## EXERCISE TASKS
(a) According to the account of Lynda, at what age was she left to live alone on the streets?
(b) For each statement, decide whether the account of Lynda supports it: (i) The narrator met Lynda at a juvenile detention center for girls. (ii) Lynda had already told her story to several people. (iii) Lynda was sent to IHNFA because she tried to kill herself.
(c) Carry the account of Lynda forward, beginning after its final sentence.

## READING TEXT
====
“I was raped when I was nine, that is young isn’t it? Too young…”
I met Lynda at IHNFA, a juvenile detention center for girls. We did cardboard testimonies. Mine declared, “Depressed” the other side revealing, “Now I have the joy of Jesus.” She came up to me after. Pointing to her cut-up arms, she said, I’m depressed too.
Lynda had never opened up to anyone about her story. It was time. She was raped when she was nine. Less than a year later her mother died. Her father abandoned the family and she was left to live alone on the streets at ten. Pointing to a long scar from her elbow all the way down to her wrist she said, “I did that with a razor when I was 11.”
She blames herself for getting raped. Feeling worthless and alone. She was sent to IHNFA because she tried to kill herself and was in the hospital for many days. In order to escape the pain, she hurts herself. With no razor she now scratches herself so deep it bleeds.
At only 14 her arms are covered in scars, some as recent as yesterday, her eyes are vacant, her hair crawling with lice. She is a girl who has nothing, no hope, no family, and no apparent future.
====
## DATA TO EXAMINE

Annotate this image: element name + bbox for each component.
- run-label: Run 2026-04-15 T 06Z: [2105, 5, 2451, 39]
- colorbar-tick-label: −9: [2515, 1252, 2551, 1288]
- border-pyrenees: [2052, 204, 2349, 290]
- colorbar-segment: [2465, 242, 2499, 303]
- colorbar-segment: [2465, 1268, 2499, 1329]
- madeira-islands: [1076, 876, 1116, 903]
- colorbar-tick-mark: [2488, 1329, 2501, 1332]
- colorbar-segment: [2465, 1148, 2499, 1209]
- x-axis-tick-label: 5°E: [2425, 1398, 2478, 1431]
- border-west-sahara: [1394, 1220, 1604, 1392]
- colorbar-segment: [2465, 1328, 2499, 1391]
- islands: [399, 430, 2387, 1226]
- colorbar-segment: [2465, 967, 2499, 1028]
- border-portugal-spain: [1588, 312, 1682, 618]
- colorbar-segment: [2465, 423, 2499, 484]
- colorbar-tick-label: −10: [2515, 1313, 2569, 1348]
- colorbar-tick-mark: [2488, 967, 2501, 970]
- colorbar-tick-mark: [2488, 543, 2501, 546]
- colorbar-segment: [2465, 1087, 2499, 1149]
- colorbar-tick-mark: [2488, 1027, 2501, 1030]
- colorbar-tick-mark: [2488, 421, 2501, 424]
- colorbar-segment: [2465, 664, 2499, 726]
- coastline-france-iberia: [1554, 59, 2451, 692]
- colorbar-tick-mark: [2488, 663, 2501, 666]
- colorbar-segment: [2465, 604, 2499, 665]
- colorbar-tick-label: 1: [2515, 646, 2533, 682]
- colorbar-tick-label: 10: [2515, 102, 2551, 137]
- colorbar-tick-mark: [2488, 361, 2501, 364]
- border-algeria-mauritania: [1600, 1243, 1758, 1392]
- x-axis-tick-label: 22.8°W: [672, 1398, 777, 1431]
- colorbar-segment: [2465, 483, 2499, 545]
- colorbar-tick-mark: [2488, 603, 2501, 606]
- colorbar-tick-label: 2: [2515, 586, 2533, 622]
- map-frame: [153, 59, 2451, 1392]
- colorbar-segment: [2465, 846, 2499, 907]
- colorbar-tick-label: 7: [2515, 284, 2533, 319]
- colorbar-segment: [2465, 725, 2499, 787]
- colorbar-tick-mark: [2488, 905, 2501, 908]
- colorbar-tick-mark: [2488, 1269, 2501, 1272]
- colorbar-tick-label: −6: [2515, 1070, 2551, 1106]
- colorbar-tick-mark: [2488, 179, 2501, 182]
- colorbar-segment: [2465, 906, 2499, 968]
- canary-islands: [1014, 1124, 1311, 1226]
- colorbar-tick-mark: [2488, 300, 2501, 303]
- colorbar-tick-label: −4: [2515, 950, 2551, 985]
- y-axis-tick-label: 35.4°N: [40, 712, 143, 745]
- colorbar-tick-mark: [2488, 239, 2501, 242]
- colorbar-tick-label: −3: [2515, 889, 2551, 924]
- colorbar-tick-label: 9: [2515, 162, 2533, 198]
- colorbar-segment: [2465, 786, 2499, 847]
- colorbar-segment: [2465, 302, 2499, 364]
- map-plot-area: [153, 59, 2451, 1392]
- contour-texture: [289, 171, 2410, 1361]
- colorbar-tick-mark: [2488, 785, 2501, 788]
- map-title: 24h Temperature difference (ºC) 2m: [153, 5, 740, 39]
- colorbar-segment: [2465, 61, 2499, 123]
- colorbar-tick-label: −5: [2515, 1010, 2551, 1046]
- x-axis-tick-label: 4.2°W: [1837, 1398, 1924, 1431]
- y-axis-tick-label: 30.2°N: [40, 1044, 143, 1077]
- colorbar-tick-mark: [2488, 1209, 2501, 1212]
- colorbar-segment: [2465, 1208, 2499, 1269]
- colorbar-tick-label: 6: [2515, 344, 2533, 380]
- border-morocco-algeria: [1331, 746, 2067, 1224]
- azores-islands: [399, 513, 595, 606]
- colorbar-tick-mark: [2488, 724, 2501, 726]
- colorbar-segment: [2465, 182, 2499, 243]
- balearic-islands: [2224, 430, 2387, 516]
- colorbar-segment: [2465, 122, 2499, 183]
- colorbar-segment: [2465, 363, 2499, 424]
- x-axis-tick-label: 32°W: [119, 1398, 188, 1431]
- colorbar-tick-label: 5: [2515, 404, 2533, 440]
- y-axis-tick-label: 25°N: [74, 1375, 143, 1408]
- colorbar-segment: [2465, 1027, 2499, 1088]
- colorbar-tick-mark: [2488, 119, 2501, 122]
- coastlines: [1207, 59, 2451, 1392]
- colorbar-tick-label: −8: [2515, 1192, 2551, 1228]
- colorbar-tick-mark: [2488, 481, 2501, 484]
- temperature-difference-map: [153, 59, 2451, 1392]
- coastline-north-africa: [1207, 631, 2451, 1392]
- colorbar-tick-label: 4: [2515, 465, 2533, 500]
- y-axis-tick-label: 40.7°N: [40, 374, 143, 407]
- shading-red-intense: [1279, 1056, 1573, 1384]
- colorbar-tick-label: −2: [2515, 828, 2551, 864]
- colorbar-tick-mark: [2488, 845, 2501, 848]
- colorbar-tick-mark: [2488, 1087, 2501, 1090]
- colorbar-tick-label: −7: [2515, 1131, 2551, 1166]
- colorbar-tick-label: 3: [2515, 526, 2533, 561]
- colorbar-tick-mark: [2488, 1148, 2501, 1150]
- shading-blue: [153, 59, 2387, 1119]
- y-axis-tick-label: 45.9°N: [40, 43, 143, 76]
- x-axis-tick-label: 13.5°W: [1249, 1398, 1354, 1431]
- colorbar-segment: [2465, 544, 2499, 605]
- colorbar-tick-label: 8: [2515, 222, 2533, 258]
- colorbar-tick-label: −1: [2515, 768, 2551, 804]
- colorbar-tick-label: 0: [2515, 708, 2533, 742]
====
## ANSWERS BY ITEM NUMBER
(a) She was left to live alone on the streets at ten.

(b)
(i) Yes: "I met Lynda at IHNFA, a juvenile detention center for girls."
(ii) No: "Lynda had never opened up to anyone about her story."
(iii) Yes: "She was sent to IHNFA because she tried to kill herself"

(c)
Kat told her story of redemption from a life of cutting. I cried as I looked into Lynda’s hopeless eyes. She told us that all she wanted to do was die. That she couldn’t face it anymore, it was too much to handle.
Kat gave her a bracelet and told her that every time she cut, she should look at that bracelet and promise us that she wouldn’t kill herself. Lynda told us she couldn’t promise anything; life was too hard.
We prayed for her, hugged her, and told her that she was beautiful, that she was worth something, that no matter what God would never abandon her.
As we were leaving she said, “I promise, I won’t try to kill myself.”
Lynda’s story is a story of sadness. A story of hopelessness. A story of agony. I will be praying for Lynda. I pray that one day she can turn over her sign of hopelessness, revealing her hope and joy in Christ alone.